**Work to do**
Output every line exactly as written. Leave out pictures.
--- Data shown ---
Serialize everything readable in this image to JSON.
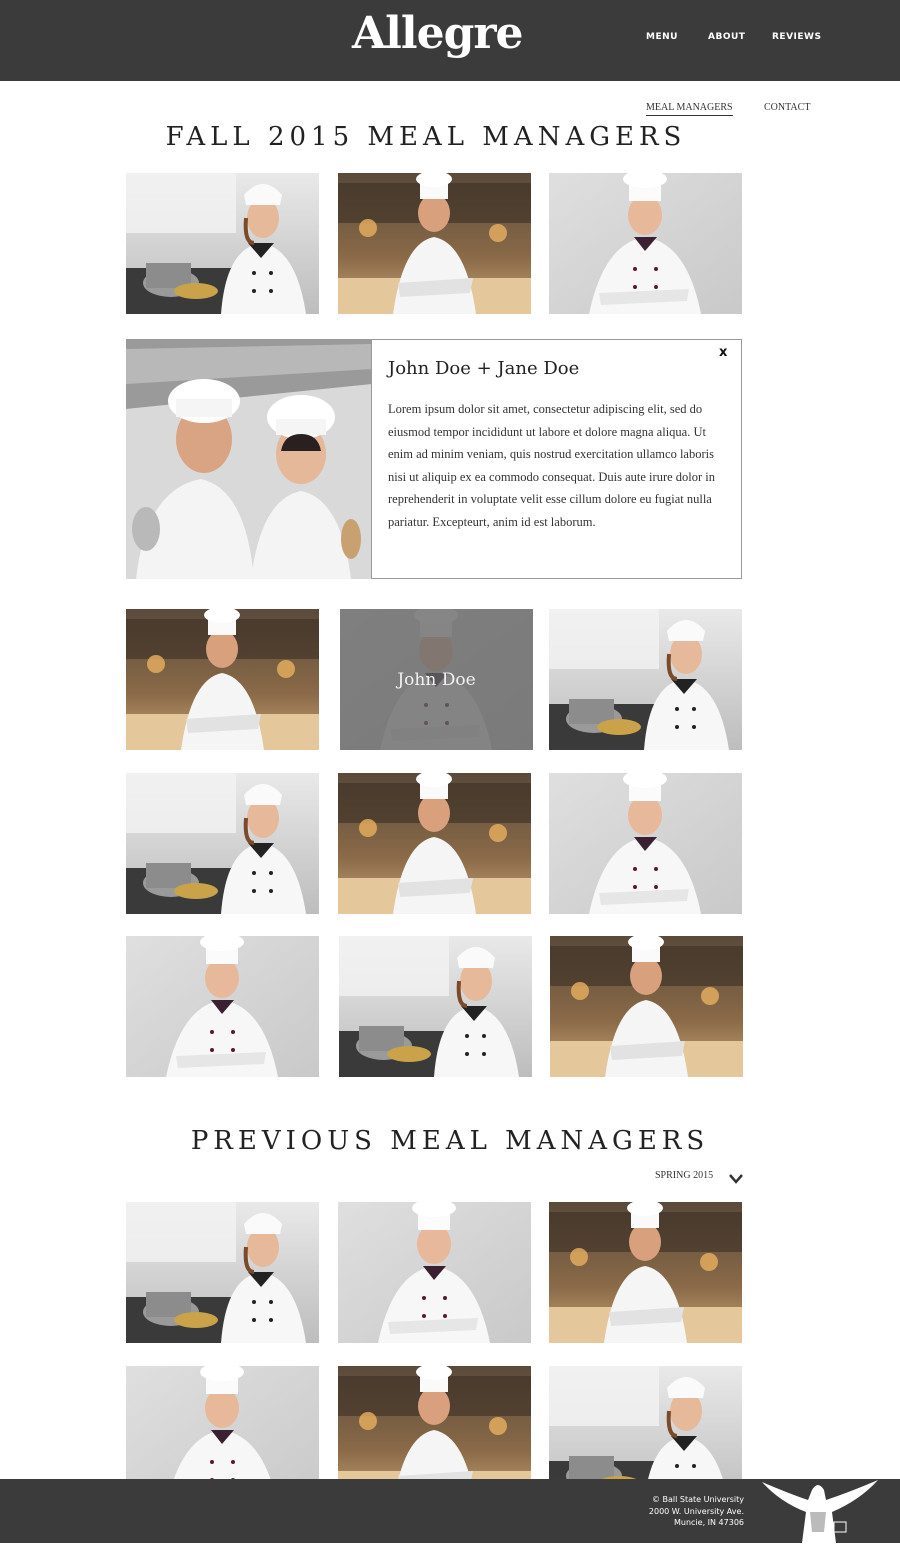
{
  "header": {
    "logo": "Allegre",
    "nav": [
      "MENU",
      "ABOUT",
      "REVIEWS"
    ]
  },
  "subnav": {
    "meal_managers": "MEAL MANAGERS",
    "contact": "CONTACT"
  },
  "current": {
    "title": "FALL 2015 MEAL MANAGERS"
  },
  "expanded": {
    "name": "John Doe + Jane Doe",
    "bio": "Lorem ipsum dolor sit amet, consectetur adipiscing elit, sed do eiusmod tempor incididunt ut labore et dolore magna aliqua. Ut enim ad minim veniam, quis nostrud exercitation ullamco laboris nisi ut aliquip ex ea commodo consequat. Duis aute irure dolor in reprehenderit in voluptate velit esse cillum dolore eu fugiat nulla pariatur. Excepteurt, anim id est laborum.",
    "close": "x"
  },
  "hover_tile": {
    "name": "John Doe"
  },
  "previous": {
    "title": "PREVIOUS MEAL MANAGERS",
    "semester": "SPRING 2015"
  },
  "footer": {
    "line1": "© Ball State University",
    "line2": "2000 W. University Ave.",
    "line3": "Muncie, IN 47306"
  },
  "colors": {
    "header_bg": "#3b3b3b",
    "footer_bg": "#3b3b3b",
    "overlay": "#646464"
  },
  "icons": {
    "dropdown": "chevron-down-icon",
    "mascot": "cardinal-statue-icon"
  }
}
---
**Complete answer**
Serialize everything readable in this image to JSON.
{
  "header": {
    "logo": "Allegre",
    "nav": [
      "MENU",
      "ABOUT",
      "REVIEWS"
    ]
  },
  "subnav": {
    "meal_managers": "MEAL MANAGERS",
    "contact": "CONTACT"
  },
  "current": {
    "title": "FALL 2015 MEAL MANAGERS"
  },
  "expanded": {
    "name": "John Doe + Jane Doe",
    "bio": "Lorem ipsum dolor sit amet, consectetur adipiscing elit, sed do eiusmod tempor incididunt ut labore et dolore magna aliqua. Ut enim ad minim veniam, quis nostrud exercitation ullamco laboris nisi ut aliquip ex ea commodo consequat. Duis aute irure dolor in reprehenderit in voluptate velit esse cillum dolore eu fugiat nulla pariatur. Excepteurt, anim id est laborum.",
    "close": "x"
  },
  "hover_tile": {
    "name": "John Doe"
  },
  "previous": {
    "title": "PREVIOUS MEAL MANAGERS",
    "semester": "SPRING 2015"
  },
  "footer": {
    "line1": "© Ball State University",
    "line2": "2000 W. University Ave.",
    "line3": "Muncie, IN 47306"
  },
  "colors": {
    "header_bg": "#3b3b3b",
    "footer_bg": "#3b3b3b",
    "overlay": "#646464"
  },
  "icons": {
    "dropdown": "chevron-down-icon",
    "mascot": "cardinal-statue-icon"
  }
}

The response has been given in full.